---------- PROVIDED ENTRIES ----------
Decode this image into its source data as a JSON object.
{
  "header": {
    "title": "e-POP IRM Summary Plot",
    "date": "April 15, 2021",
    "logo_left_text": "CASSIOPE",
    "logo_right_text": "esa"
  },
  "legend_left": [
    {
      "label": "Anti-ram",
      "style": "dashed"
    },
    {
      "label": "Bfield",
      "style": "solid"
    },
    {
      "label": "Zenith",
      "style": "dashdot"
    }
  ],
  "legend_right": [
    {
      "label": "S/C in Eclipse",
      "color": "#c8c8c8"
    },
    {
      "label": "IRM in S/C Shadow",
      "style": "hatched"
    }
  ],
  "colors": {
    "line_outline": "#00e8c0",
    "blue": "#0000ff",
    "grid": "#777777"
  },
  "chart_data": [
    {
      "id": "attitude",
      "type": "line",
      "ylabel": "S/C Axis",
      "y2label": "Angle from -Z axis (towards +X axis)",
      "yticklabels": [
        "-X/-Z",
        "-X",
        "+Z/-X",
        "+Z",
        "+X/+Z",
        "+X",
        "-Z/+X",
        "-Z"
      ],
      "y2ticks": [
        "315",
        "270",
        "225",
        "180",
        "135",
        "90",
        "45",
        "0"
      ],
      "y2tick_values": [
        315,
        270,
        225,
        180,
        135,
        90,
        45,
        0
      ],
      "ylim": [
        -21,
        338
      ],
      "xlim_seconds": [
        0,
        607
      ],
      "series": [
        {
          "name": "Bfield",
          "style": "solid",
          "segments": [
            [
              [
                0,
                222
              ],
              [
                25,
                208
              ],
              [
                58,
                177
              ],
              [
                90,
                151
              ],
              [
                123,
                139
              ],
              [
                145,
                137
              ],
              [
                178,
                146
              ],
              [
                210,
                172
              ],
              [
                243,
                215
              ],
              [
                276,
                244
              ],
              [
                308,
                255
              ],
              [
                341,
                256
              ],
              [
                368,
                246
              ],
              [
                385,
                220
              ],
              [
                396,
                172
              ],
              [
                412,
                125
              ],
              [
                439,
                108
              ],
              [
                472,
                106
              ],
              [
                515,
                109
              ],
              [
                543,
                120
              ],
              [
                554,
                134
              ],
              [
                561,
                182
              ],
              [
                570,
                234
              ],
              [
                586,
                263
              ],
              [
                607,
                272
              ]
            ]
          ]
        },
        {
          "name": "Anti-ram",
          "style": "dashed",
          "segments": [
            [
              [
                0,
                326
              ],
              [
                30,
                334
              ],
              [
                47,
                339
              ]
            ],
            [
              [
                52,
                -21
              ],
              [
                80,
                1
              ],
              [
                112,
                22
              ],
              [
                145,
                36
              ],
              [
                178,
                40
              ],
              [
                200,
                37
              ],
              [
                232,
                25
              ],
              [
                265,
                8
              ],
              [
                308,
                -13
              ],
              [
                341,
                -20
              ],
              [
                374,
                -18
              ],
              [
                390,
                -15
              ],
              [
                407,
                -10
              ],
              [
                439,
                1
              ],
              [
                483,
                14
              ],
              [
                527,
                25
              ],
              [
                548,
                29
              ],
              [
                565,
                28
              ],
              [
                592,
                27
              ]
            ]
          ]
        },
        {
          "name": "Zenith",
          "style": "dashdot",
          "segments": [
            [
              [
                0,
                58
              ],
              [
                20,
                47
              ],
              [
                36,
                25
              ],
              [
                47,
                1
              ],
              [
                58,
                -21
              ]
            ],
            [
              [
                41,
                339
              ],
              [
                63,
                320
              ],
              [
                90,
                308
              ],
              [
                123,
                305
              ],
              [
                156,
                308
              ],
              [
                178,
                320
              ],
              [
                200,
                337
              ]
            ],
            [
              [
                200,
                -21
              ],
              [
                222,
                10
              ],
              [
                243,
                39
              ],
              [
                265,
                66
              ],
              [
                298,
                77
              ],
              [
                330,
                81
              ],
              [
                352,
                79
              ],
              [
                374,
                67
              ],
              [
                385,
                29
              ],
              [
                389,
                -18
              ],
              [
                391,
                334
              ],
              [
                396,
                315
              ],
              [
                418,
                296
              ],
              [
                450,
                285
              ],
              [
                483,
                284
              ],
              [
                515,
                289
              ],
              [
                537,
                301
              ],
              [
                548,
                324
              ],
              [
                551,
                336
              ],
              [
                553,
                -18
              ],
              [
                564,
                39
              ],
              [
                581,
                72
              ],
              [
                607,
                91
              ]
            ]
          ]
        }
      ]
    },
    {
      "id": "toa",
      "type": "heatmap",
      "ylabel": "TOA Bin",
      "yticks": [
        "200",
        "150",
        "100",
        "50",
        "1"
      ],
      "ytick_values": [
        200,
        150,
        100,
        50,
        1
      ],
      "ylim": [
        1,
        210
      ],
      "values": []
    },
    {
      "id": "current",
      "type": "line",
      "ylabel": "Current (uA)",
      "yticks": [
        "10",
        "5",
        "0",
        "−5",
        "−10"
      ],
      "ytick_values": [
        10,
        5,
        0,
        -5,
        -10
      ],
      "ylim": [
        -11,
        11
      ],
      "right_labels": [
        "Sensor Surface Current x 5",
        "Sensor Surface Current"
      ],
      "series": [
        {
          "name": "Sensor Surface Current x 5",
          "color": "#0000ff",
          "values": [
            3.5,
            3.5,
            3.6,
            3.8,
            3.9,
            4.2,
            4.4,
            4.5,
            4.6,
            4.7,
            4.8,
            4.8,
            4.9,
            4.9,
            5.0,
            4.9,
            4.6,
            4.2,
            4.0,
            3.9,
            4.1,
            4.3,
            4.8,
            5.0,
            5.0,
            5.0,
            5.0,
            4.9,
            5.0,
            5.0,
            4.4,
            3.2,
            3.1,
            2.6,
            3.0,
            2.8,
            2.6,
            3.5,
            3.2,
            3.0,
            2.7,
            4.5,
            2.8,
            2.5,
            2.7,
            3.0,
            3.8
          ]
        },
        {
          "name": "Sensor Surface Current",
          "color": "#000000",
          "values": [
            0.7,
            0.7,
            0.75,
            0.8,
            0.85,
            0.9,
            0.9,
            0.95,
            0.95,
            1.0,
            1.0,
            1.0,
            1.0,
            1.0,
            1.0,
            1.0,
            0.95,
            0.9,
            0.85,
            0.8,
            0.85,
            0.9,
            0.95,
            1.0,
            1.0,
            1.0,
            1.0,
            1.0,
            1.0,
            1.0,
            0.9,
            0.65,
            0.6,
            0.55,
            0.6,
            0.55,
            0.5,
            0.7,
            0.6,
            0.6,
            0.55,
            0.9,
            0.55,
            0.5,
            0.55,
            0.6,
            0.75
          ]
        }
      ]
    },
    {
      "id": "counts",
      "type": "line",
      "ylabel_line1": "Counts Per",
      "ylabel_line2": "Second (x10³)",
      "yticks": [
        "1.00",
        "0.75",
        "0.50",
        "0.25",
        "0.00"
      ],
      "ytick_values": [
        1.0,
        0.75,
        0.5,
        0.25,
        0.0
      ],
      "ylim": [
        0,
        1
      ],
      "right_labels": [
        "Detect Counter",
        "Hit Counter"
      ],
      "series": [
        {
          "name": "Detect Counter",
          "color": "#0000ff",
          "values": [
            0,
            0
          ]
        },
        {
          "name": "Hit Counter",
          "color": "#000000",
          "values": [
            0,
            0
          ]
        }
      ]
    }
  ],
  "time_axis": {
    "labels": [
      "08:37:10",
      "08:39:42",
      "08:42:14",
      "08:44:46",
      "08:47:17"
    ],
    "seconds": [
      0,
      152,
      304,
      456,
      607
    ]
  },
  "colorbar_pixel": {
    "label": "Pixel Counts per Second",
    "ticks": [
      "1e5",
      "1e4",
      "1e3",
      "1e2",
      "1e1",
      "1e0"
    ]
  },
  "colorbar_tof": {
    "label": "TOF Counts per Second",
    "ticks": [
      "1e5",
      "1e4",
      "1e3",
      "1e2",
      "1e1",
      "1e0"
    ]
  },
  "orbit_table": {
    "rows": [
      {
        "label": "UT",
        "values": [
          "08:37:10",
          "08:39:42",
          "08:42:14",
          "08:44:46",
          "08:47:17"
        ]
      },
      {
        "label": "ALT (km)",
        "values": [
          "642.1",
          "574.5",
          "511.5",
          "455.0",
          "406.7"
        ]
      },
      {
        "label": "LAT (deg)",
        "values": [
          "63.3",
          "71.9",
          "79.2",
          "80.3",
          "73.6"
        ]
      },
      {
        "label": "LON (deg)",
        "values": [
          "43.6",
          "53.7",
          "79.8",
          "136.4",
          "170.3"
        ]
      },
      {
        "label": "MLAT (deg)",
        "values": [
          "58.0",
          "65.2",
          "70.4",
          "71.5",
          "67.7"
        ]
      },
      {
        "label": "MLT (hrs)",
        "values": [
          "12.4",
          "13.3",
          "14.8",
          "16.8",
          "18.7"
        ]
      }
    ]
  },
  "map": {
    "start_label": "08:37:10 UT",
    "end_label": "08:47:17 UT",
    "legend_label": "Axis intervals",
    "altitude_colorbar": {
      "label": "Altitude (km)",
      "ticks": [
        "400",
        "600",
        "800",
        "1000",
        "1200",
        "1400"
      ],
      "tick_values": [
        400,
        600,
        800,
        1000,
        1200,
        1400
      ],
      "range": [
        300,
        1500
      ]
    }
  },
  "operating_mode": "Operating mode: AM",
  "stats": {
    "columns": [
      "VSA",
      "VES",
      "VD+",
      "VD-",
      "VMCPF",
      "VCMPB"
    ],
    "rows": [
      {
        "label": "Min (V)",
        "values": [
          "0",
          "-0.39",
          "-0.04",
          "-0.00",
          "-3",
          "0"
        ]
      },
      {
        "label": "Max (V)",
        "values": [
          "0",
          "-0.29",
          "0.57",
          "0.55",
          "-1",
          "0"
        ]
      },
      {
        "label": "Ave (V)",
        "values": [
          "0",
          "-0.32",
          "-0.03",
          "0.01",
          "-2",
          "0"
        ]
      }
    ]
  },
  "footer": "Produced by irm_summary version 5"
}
----------
**OBJECTIVE:** Find all lines holding the string "style" and copy them.

**RESULT:**
      "style": "dashed"
      "style": "solid"
      "style": "dashdot"
      "style": "hatched"
          "style": "solid",
          "style": "dashed",
          "style": "dashdot",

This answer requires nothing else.